POLECENIE:
Przepisz dosłownie część tekstu o albumie Vol. 4 od słów „Dzięki pierwszym trzem” do słów „postępujący progres zespołu.”, łącznie z nimi.

Dzięki pierwszym trzem albumom, zespołowi udało się wejść do muzycznej ekstraklasy. Mogli więc pozwolić sobie na zamknięcie się w studiu i poszukiwanie nowych brzmień. Większość czasu, który jednak mieli spędzić na nagrywaniu, przeznaczyli raczej na faszerowanie się kokainą, alkoholem i innymi używkami. Trzeba jednak przyznać, że te ekscesy zaowocowały bardzo dobrym albumem. Nie da się nie wyczuć wpływu narkotyków w takich utworach jak Wheels of Confusion, Supernaut, Snowblind czy Under the Sun. (Swoją drogą własnie te 4 kompozycje, otwierające i zamykające kolejne strony longplaya, to najlepsze momenty Vol. 4). Poziom spada może nieco przy udziwnionym FX i raczej banalnym St. Vitus Dance, ale poza tym mamy tu po prostu zestaw rewelacyjnych piosenek, które ewidentnie pokazują postępujący progres zespołu.

MATERIAŁ ŹRÓDŁOWY:
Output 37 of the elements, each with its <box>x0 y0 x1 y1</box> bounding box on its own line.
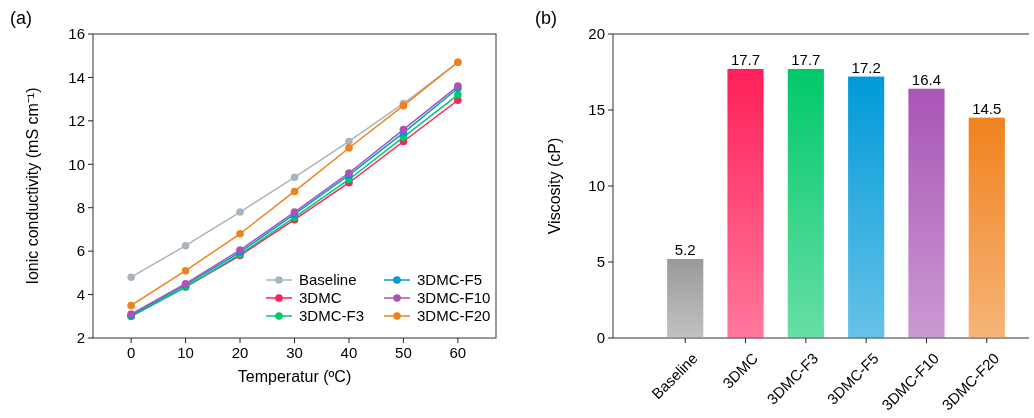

PRZYKŁADOWA ODPOWIEDŹ:
Dzięki pierwszym trzem albumom, zespołowi udało się wejść do muzycznej ekstraklasy. Mogli więc pozwolić sobie na zamknięcie się w studiu i poszukiwanie nowych brzmień. Większość czasu, który jednak mieli spędzić na nagrywaniu, przeznaczyli raczej na faszerowanie się kokainą, alkoholem i innymi używkami. Trzeba jednak przyznać, że te ekscesy zaowocowały bardzo dobrym albumem. Nie da się nie wyczuć wpływu narkotyków w takich utworach jak Wheels of Confusion, Supernaut, Snowblind czy Under the Sun. (Swoją drogą własnie te 4 kompozycje, otwierające i zamykające kolejne strony longplaya, to najlepsze momenty Vol. 4). Poziom spada może nieco przy udziwnionym FX i raczej banalnym St. Vitus Dance, ale poza tym mamy tu po prostu zestaw rewelacyjnych piosenek, które ewidentnie pokazują postępujący progres zespołu.